-- START --

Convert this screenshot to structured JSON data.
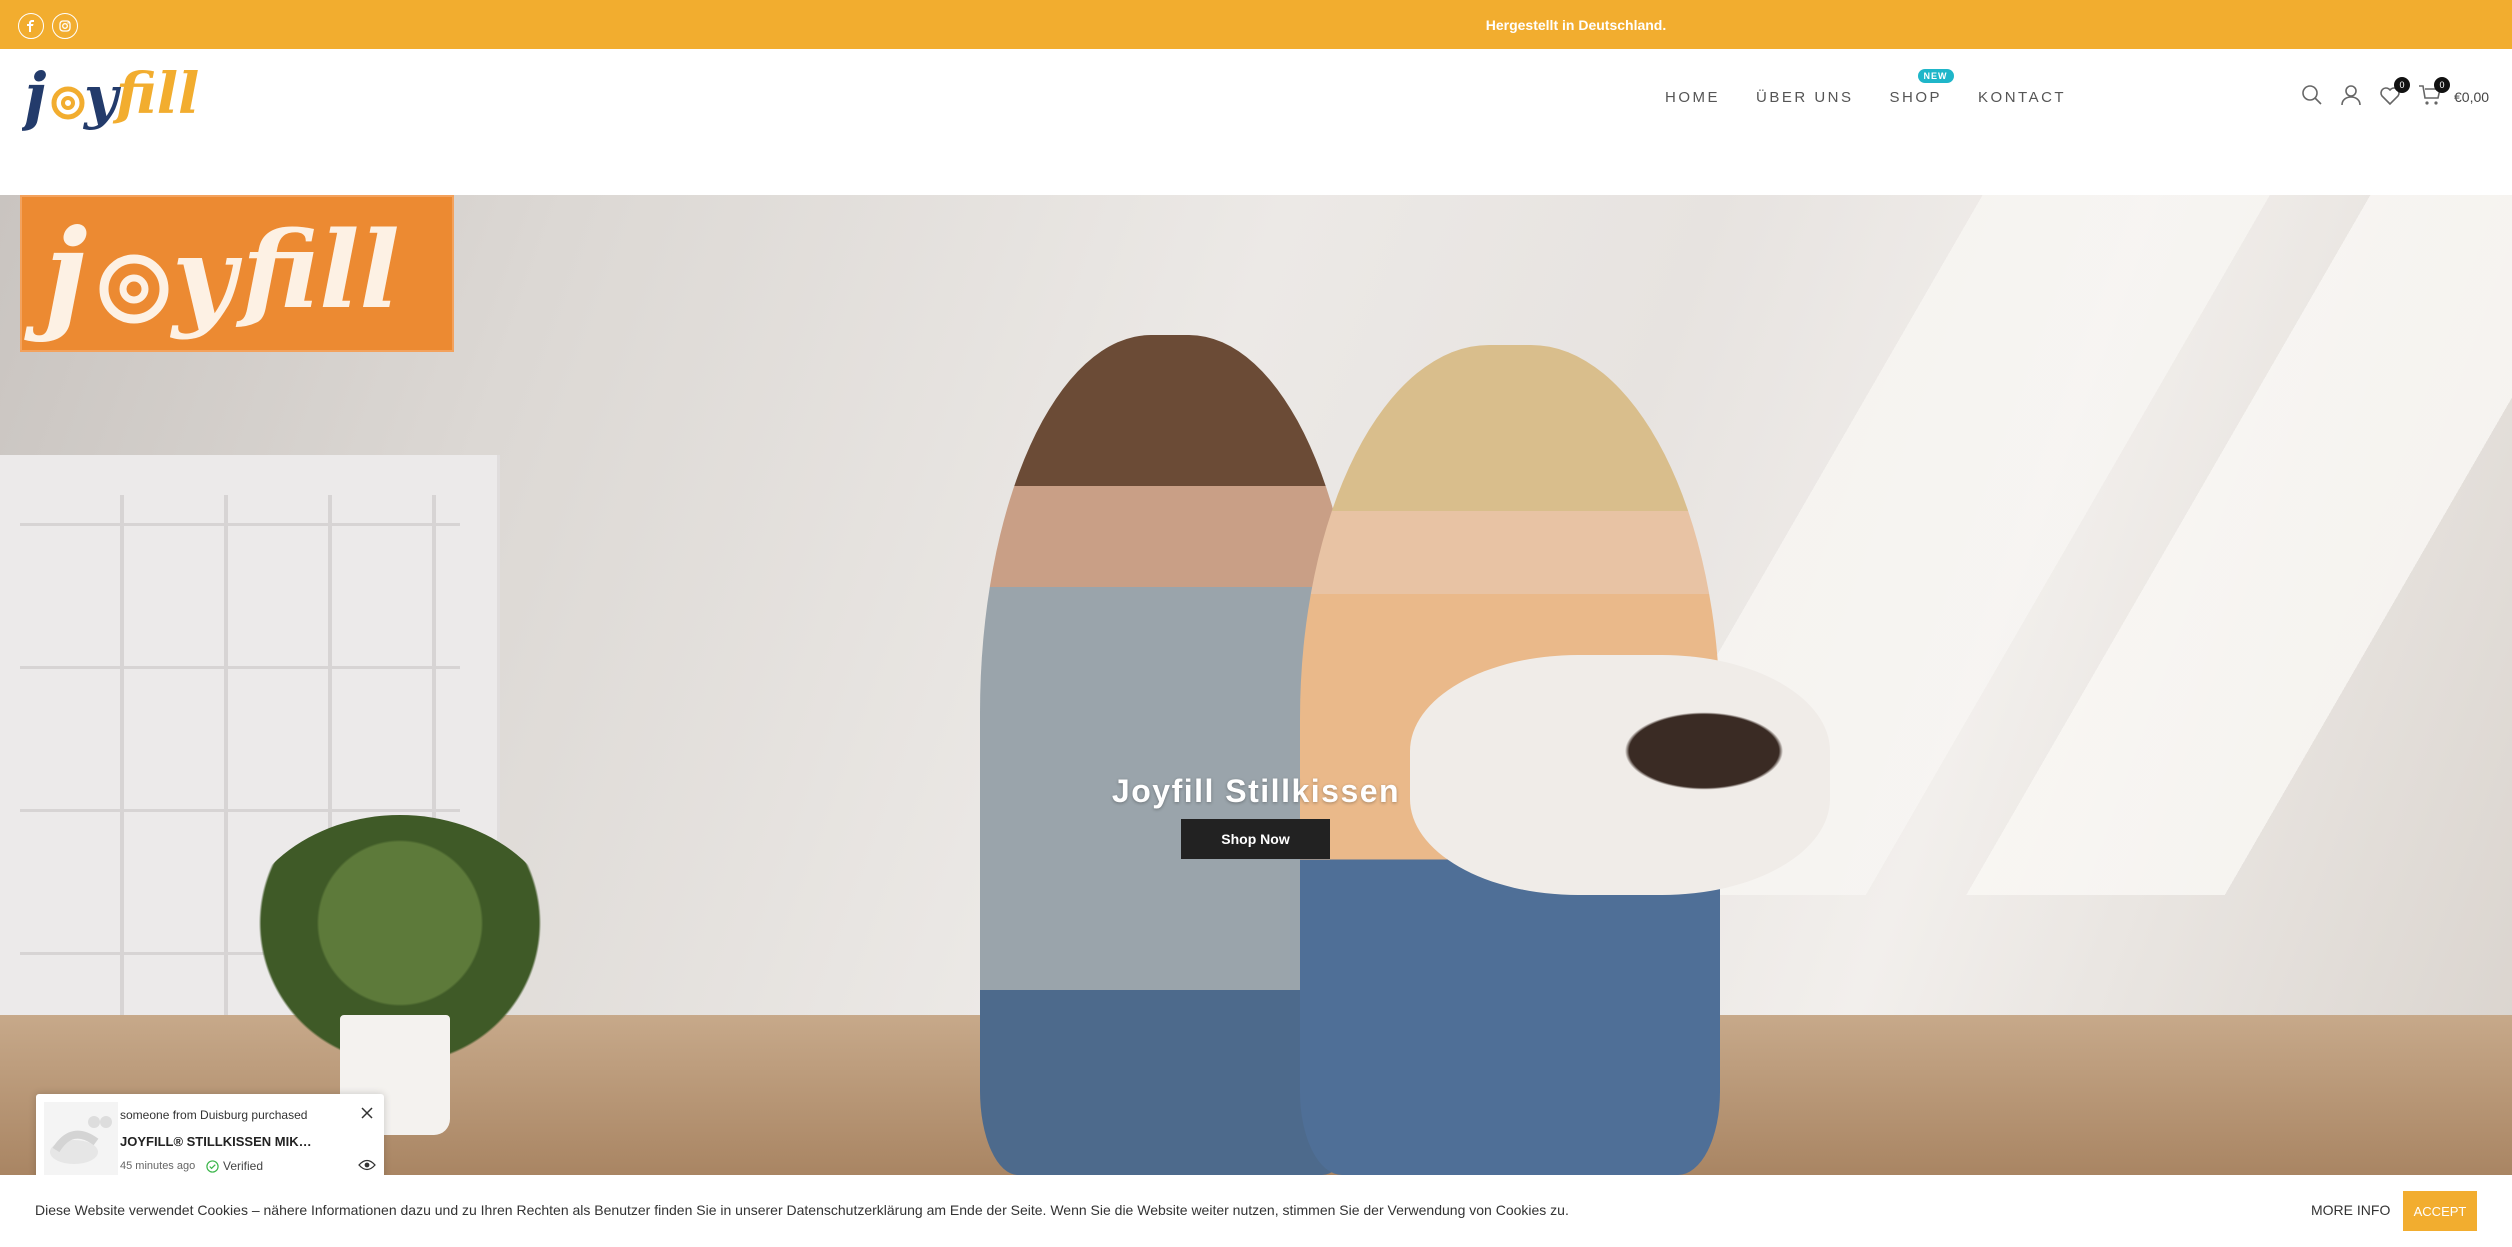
{
  "topbar": {
    "announcement": "Hergestellt in Deutschland.",
    "social": [
      {
        "icon": "facebook-icon"
      },
      {
        "icon": "instagram-icon"
      }
    ],
    "color": "#f2ad2f"
  },
  "header": {
    "logo_text": "joyfill",
    "nav": {
      "home": "HOME",
      "about": "ÜBER UNS",
      "shop": "SHOP",
      "shop_badge": "NEW",
      "contact": "KONTACT"
    },
    "wishlist_count": "0",
    "cart_count": "0",
    "cart_total": "€0,00"
  },
  "hero": {
    "title": "Joyfill Stillkissen",
    "button": "Shop Now"
  },
  "popup": {
    "line1": "someone from Duisburg purchased",
    "product": "JOYFILL® STILLKISSEN MIKROPERLEN...",
    "time": "45 minutes ago",
    "verified": "Verified"
  },
  "cookie": {
    "text": "Diese Website verwendet Cookies – nähere Informationen dazu und zu Ihren Rechten als Benutzer finden Sie in unserer Datenschutzerklärung am Ende der Seite. Wenn Sie die Website weiter nutzen, stimmen Sie der Verwendung von Cookies zu.",
    "more_info": "MORE INFO",
    "accept": "ACCEPT"
  }
}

-- END --

→ Direction: Copy out the records above in full, exactly as written, but not the pictures.

→ Response:
Convert this screenshot to structured JSON data.
{
  "topbar": {
    "announcement": "Hergestellt in Deutschland.",
    "social": [
      {
        "icon": "facebook-icon"
      },
      {
        "icon": "instagram-icon"
      }
    ],
    "color": "#f2ad2f"
  },
  "header": {
    "logo_text": "joyfill",
    "nav": {
      "home": "HOME",
      "about": "ÜBER UNS",
      "shop": "SHOP",
      "shop_badge": "NEW",
      "contact": "KONTACT"
    },
    "wishlist_count": "0",
    "cart_count": "0",
    "cart_total": "€0,00"
  },
  "hero": {
    "title": "Joyfill Stillkissen",
    "button": "Shop Now"
  },
  "popup": {
    "line1": "someone from Duisburg purchased",
    "product": "JOYFILL® STILLKISSEN MIKROPERLEN...",
    "time": "45 minutes ago",
    "verified": "Verified"
  },
  "cookie": {
    "text": "Diese Website verwendet Cookies – nähere Informationen dazu und zu Ihren Rechten als Benutzer finden Sie in unserer Datenschutzerklärung am Ende der Seite. Wenn Sie die Website weiter nutzen, stimmen Sie der Verwendung von Cookies zu.",
    "more_info": "MORE INFO",
    "accept": "ACCEPT"
  }
}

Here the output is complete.